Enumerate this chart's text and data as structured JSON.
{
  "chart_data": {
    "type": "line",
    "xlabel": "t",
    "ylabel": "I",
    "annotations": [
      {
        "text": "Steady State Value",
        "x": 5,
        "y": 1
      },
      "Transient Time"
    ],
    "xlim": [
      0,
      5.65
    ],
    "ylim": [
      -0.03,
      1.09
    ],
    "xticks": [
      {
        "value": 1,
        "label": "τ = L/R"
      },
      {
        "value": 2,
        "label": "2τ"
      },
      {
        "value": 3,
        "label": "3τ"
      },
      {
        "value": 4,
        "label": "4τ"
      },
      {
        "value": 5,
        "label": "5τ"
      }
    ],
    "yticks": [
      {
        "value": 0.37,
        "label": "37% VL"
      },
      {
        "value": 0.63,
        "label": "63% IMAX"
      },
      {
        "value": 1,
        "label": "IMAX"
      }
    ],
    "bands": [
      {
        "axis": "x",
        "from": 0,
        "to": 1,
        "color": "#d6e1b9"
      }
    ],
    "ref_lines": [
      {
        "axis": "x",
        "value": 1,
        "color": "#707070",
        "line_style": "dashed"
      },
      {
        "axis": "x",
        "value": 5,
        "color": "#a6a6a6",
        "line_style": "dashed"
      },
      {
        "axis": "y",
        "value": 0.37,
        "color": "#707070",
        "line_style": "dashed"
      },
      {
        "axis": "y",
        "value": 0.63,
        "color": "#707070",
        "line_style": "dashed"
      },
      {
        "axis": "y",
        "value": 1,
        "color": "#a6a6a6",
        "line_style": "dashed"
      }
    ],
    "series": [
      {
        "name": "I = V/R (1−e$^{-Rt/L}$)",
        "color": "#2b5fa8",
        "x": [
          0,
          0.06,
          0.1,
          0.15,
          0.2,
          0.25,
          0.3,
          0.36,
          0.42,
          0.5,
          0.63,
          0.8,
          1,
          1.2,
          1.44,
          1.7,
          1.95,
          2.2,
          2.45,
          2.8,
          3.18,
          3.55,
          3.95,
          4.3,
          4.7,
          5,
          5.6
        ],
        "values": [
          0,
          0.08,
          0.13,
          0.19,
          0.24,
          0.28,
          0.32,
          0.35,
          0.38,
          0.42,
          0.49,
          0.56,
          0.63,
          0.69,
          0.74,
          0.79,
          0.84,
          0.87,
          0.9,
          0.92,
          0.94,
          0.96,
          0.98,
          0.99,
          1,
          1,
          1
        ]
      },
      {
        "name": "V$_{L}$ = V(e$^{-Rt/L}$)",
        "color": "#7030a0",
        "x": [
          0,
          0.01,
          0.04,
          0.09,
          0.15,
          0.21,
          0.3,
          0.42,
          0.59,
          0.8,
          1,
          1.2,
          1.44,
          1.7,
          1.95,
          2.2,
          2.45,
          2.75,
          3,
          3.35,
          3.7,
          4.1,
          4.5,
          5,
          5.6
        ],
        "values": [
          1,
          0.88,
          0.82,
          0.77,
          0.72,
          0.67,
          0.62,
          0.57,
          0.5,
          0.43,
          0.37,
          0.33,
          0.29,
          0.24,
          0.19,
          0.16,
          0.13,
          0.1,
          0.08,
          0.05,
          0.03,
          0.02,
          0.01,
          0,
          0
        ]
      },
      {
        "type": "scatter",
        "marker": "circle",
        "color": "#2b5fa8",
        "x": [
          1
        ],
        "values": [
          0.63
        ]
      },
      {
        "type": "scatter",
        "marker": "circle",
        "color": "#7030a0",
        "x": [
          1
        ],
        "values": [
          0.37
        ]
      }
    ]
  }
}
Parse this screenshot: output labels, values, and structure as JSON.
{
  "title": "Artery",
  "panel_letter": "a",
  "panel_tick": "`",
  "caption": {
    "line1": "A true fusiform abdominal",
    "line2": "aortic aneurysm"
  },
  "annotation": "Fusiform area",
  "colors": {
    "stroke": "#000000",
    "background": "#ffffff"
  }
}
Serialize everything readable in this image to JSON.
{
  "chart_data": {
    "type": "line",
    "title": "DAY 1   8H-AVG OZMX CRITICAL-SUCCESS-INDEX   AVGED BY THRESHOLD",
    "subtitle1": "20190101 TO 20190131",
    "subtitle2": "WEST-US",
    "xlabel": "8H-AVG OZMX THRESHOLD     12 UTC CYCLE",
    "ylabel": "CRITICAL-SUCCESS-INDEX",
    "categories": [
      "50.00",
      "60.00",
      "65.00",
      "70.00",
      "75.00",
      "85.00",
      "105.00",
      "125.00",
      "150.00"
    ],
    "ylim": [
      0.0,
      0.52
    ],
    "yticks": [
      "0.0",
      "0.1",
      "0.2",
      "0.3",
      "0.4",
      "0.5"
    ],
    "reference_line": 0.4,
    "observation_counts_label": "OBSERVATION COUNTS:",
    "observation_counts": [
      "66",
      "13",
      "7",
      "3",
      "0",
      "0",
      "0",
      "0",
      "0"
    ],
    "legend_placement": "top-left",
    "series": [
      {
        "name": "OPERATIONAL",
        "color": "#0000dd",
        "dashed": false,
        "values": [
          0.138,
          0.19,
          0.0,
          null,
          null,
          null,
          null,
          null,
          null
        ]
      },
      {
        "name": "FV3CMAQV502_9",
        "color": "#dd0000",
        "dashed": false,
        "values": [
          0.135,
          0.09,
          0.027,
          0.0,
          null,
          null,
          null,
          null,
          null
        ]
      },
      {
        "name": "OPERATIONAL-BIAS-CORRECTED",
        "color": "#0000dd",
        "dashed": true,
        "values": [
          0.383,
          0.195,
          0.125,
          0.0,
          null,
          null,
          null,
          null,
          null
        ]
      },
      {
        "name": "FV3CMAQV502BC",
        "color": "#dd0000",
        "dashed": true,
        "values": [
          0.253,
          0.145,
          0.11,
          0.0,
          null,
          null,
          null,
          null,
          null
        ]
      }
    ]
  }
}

* * *

*WHAT YOU WILL DO*. Give back the data above exactly as it appears.

*RESULT OF THIS TASK*.
Enumerate this chart's text and data as structured JSON.
{
  "chart_data": {
    "type": "line",
    "xlabel": "t",
    "ylabel": "I",
    "annotations": [
      {
        "text": "Steady State Value",
        "x": 5,
        "y": 1
      },
      "Transient Time"
    ],
    "xlim": [
      0,
      5.65
    ],
    "ylim": [
      -0.03,
      1.09
    ],
    "xticks": [
      {
        "value": 1,
        "label": "τ = L/R"
      },
      {
        "value": 2,
        "label": "2τ"
      },
      {
        "value": 3,
        "label": "3τ"
      },
      {
        "value": 4,
        "label": "4τ"
      },
      {
        "value": 5,
        "label": "5τ"
      }
    ],
    "yticks": [
      {
        "value": 0.37,
        "label": "37% VL"
      },
      {
        "value": 0.63,
        "label": "63% IMAX"
      },
      {
        "value": 1,
        "label": "IMAX"
      }
    ],
    "bands": [
      {
        "axis": "x",
        "from": 0,
        "to": 1,
        "color": "#d6e1b9"
      }
    ],
    "ref_lines": [
      {
        "axis": "x",
        "value": 1,
        "color": "#707070",
        "line_style": "dashed"
      },
      {
        "axis": "x",
        "value": 5,
        "color": "#a6a6a6",
        "line_style": "dashed"
      },
      {
        "axis": "y",
        "value": 0.37,
        "color": "#707070",
        "line_style": "dashed"
      },
      {
        "axis": "y",
        "value": 0.63,
        "color": "#707070",
        "line_style": "dashed"
      },
      {
        "axis": "y",
        "value": 1,
        "color": "#a6a6a6",
        "line_style": "dashed"
      }
    ],
    "series": [
      {
        "name": "I = V/R (1−e$^{-Rt/L}$)",
        "color": "#2b5fa8",
        "x": [
          0,
          0.06,
          0.1,
          0.15,
          0.2,
          0.25,
          0.3,
          0.36,
          0.42,
          0.5,
          0.63,
          0.8,
          1,
          1.2,
          1.44,
          1.7,
          1.95,
          2.2,
          2.45,
          2.8,
          3.18,
          3.55,
          3.95,
          4.3,
          4.7,
          5,
          5.6
        ],
        "values": [
          0,
          0.08,
          0.13,
          0.19,
          0.24,
          0.28,
          0.32,
          0.35,
          0.38,
          0.42,
          0.49,
          0.56,
          0.63,
          0.69,
          0.74,
          0.79,
          0.84,
          0.87,
          0.9,
          0.92,
          0.94,
          0.96,
          0.98,
          0.99,
          1,
          1,
          1
        ]
      },
      {
        "name": "V$_{L}$ = V(e$^{-Rt/L}$)",
        "color": "#7030a0",
        "x": [
          0,
          0.01,
          0.04,
          0.09,
          0.15,
          0.21,
          0.3,
          0.42,
          0.59,
          0.8,
          1,
          1.2,
          1.44,
          1.7,
          1.95,
          2.2,
          2.45,
          2.75,
          3,
          3.35,
          3.7,
          4.1,
          4.5,
          5,
          5.6
        ],
        "values": [
          1,
          0.88,
          0.82,
          0.77,
          0.72,
          0.67,
          0.62,
          0.57,
          0.5,
          0.43,
          0.37,
          0.33,
          0.29,
          0.24,
          0.19,
          0.16,
          0.13,
          0.1,
          0.08,
          0.05,
          0.03,
          0.02,
          0.01,
          0,
          0
        ]
      },
      {
        "type": "scatter",
        "marker": "circle",
        "color": "#2b5fa8",
        "x": [
          1
        ],
        "values": [
          0.63
        ]
      },
      {
        "type": "scatter",
        "marker": "circle",
        "color": "#7030a0",
        "x": [
          1
        ],
        "values": [
          0.37
        ]
      }
    ]
  }
}
Parse this screenshot: output labels, values, and structure as JSON.
{
  "title": "Artery",
  "panel_letter": "a",
  "panel_tick": "`",
  "caption": {
    "line1": "A true fusiform abdominal",
    "line2": "aortic aneurysm"
  },
  "annotation": "Fusiform area",
  "colors": {
    "stroke": "#000000",
    "background": "#ffffff"
  }
}
Serialize everything readable in this image to JSON.
{
  "chart_data": {
    "type": "line",
    "title": "DAY 1   8H-AVG OZMX CRITICAL-SUCCESS-INDEX   AVGED BY THRESHOLD",
    "subtitle1": "20190101 TO 20190131",
    "subtitle2": "WEST-US",
    "xlabel": "8H-AVG OZMX THRESHOLD     12 UTC CYCLE",
    "ylabel": "CRITICAL-SUCCESS-INDEX",
    "categories": [
      "50.00",
      "60.00",
      "65.00",
      "70.00",
      "75.00",
      "85.00",
      "105.00",
      "125.00",
      "150.00"
    ],
    "ylim": [
      0.0,
      0.52
    ],
    "yticks": [
      "0.0",
      "0.1",
      "0.2",
      "0.3",
      "0.4",
      "0.5"
    ],
    "reference_line": 0.4,
    "observation_counts_label": "OBSERVATION COUNTS:",
    "observation_counts": [
      "66",
      "13",
      "7",
      "3",
      "0",
      "0",
      "0",
      "0",
      "0"
    ],
    "legend_placement": "top-left",
    "series": [
      {
        "name": "OPERATIONAL",
        "color": "#0000dd",
        "dashed": false,
        "values": [
          0.138,
          0.19,
          0.0,
          null,
          null,
          null,
          null,
          null,
          null
        ]
      },
      {
        "name": "FV3CMAQV502_9",
        "color": "#dd0000",
        "dashed": false,
        "values": [
          0.135,
          0.09,
          0.027,
          0.0,
          null,
          null,
          null,
          null,
          null
        ]
      },
      {
        "name": "OPERATIONAL-BIAS-CORRECTED",
        "color": "#0000dd",
        "dashed": true,
        "values": [
          0.383,
          0.195,
          0.125,
          0.0,
          null,
          null,
          null,
          null,
          null
        ]
      },
      {
        "name": "FV3CMAQV502BC",
        "color": "#dd0000",
        "dashed": true,
        "values": [
          0.253,
          0.145,
          0.11,
          0.0,
          null,
          null,
          null,
          null,
          null
        ]
      }
    ]
  }
}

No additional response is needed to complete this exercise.